#### [Work instructions]
Within this material, how many lines have the string "President" in them? The answer is a number, with nothing added.

[Collected data entries]
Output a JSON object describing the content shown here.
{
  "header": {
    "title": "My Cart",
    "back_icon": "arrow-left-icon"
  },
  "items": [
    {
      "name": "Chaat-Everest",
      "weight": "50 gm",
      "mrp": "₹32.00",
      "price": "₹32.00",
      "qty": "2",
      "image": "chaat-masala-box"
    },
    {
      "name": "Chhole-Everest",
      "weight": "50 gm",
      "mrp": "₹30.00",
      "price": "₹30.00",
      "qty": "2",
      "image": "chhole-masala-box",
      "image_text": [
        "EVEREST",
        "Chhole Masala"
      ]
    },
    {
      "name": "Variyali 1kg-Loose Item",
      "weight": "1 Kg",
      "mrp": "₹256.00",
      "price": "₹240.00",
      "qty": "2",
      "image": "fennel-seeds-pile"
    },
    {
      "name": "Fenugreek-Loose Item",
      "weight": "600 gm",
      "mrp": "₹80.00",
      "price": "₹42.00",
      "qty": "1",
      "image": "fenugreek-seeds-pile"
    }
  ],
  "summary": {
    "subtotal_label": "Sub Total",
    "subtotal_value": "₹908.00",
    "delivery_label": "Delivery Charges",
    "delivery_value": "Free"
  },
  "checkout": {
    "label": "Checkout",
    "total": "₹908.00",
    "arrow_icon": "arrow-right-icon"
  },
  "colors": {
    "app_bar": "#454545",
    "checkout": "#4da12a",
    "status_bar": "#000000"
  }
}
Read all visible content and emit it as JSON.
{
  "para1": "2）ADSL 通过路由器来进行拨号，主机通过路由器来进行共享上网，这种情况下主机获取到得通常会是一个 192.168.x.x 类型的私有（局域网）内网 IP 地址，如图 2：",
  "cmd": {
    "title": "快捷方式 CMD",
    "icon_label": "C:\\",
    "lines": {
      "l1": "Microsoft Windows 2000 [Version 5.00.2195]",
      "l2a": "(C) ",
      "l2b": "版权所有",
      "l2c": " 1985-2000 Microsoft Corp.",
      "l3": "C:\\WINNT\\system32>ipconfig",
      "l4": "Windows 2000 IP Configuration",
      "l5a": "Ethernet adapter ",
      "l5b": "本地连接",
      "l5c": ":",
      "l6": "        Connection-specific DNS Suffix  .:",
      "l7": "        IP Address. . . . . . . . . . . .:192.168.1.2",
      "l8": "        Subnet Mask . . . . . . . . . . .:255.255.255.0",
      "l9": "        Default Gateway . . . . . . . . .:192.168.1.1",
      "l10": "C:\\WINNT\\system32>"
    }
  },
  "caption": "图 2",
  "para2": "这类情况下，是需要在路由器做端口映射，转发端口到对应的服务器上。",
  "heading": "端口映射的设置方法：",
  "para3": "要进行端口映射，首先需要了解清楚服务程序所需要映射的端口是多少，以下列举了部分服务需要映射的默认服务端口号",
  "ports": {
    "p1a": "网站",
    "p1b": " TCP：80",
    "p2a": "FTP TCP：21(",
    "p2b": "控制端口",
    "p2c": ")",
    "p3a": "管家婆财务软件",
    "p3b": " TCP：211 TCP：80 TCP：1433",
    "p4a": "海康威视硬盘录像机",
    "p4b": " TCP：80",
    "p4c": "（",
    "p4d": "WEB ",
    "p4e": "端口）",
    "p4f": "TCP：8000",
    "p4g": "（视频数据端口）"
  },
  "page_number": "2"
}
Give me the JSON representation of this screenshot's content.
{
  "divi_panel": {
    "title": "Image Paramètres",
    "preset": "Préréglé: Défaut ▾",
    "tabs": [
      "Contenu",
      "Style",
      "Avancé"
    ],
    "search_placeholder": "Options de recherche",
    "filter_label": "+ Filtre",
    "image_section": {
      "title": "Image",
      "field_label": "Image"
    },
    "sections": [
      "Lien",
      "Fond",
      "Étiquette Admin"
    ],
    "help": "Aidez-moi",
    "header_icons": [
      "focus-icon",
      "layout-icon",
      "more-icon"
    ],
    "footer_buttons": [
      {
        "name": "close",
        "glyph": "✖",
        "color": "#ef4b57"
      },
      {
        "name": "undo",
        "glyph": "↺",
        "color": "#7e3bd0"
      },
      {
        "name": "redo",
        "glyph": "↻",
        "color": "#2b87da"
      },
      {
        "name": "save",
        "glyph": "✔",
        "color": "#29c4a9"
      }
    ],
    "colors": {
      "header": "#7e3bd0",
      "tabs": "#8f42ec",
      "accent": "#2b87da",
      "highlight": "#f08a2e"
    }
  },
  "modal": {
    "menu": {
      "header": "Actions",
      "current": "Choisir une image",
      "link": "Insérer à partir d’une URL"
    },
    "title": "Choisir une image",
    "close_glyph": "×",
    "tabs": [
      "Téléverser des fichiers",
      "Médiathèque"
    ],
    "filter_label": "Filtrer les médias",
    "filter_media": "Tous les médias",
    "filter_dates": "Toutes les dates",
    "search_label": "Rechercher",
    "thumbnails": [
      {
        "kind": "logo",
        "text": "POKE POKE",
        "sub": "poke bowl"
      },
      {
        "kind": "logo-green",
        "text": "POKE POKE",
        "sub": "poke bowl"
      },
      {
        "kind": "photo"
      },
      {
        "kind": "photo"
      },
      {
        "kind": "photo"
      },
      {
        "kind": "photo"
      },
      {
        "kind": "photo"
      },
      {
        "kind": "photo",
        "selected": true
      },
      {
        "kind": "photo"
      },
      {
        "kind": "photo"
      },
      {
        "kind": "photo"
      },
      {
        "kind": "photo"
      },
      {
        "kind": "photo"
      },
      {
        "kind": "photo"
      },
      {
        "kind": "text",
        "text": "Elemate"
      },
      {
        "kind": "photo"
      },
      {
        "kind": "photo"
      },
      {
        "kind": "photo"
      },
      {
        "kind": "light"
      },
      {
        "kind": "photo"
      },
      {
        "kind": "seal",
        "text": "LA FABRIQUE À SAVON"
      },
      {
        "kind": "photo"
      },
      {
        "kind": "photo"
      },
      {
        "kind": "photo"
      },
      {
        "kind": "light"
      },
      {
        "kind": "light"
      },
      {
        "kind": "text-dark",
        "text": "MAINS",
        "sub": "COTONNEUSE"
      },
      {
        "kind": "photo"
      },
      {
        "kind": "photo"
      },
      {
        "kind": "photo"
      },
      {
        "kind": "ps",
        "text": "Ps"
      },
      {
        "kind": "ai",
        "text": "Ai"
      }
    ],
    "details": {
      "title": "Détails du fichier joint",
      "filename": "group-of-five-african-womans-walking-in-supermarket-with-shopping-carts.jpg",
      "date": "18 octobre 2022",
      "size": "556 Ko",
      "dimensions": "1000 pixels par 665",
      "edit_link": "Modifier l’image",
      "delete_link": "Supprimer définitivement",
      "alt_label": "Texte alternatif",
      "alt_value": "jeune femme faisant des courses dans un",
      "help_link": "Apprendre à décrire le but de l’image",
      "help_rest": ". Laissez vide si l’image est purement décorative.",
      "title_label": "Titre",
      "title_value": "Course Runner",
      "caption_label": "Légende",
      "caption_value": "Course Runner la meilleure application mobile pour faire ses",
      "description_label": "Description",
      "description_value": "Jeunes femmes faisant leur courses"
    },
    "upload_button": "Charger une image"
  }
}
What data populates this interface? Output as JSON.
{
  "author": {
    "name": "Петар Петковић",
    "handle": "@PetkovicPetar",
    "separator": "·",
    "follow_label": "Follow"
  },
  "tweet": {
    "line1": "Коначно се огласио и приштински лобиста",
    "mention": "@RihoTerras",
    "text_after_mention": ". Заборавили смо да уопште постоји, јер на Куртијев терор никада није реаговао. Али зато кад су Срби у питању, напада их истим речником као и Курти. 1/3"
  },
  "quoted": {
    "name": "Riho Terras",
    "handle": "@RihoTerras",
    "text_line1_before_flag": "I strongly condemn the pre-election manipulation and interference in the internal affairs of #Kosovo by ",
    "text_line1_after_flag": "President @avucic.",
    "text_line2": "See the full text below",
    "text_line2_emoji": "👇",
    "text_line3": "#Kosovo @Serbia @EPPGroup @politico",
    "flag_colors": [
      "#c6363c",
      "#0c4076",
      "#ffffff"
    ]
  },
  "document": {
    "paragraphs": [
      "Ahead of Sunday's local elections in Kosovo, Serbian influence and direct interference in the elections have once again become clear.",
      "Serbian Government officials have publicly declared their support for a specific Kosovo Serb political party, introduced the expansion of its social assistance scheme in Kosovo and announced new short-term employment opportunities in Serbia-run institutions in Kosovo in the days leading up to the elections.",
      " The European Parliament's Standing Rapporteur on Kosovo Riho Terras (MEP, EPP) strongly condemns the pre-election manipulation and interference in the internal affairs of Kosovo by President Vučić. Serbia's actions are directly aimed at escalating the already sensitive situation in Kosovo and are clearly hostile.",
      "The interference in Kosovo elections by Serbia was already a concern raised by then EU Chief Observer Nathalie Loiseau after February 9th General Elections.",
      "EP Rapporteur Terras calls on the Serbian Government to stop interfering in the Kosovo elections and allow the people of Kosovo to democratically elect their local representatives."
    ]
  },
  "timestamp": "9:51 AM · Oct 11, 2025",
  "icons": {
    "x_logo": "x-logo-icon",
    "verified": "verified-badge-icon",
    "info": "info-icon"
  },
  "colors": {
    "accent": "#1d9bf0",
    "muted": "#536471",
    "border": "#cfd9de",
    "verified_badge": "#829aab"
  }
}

#### [Exercise result]
2